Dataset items
----

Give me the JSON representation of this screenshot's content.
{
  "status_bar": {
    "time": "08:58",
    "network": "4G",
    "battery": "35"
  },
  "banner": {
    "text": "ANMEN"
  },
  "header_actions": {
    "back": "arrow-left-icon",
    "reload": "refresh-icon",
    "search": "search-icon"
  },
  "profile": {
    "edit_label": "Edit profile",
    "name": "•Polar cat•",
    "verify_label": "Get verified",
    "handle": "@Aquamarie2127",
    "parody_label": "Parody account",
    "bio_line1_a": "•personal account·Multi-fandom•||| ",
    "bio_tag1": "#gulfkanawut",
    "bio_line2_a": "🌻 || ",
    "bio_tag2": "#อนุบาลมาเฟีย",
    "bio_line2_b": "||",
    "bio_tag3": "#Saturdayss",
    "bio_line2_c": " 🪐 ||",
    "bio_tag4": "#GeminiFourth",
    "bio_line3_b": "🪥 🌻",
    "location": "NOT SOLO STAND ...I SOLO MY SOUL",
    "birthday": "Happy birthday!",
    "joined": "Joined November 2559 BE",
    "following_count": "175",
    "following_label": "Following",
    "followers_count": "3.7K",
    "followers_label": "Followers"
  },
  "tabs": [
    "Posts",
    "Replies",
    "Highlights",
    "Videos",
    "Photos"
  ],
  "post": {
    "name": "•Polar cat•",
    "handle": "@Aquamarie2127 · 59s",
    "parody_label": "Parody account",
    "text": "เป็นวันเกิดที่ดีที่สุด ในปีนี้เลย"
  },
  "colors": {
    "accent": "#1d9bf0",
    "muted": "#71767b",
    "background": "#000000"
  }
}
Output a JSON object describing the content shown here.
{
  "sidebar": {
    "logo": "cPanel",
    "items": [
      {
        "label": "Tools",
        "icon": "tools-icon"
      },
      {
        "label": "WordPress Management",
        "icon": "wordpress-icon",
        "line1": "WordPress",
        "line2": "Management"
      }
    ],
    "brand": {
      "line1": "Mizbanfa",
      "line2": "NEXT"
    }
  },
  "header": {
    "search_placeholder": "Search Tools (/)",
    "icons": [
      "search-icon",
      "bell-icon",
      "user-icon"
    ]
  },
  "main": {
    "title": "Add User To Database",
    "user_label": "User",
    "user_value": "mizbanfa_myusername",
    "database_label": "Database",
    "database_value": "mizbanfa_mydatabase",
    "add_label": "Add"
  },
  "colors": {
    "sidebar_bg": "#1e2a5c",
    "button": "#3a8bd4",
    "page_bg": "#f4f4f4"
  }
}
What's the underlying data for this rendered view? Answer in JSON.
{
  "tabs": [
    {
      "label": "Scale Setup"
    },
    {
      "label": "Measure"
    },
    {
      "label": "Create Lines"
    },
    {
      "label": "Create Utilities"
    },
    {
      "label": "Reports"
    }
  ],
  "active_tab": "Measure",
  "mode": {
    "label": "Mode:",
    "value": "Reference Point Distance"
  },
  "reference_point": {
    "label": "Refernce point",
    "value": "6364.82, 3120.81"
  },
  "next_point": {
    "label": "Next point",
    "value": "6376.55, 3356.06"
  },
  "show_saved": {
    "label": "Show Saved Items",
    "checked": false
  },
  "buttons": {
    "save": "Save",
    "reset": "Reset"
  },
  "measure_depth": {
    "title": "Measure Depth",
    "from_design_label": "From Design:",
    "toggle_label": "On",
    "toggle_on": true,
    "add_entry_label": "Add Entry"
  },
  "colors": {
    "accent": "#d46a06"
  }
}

----

» **Aim of the exercise**
List the lines of the entries that include "handle".

» **Complete answer**
    "handle": "@Aquamarie2127",
    "handle": "@Aquamarie2127 · 59s",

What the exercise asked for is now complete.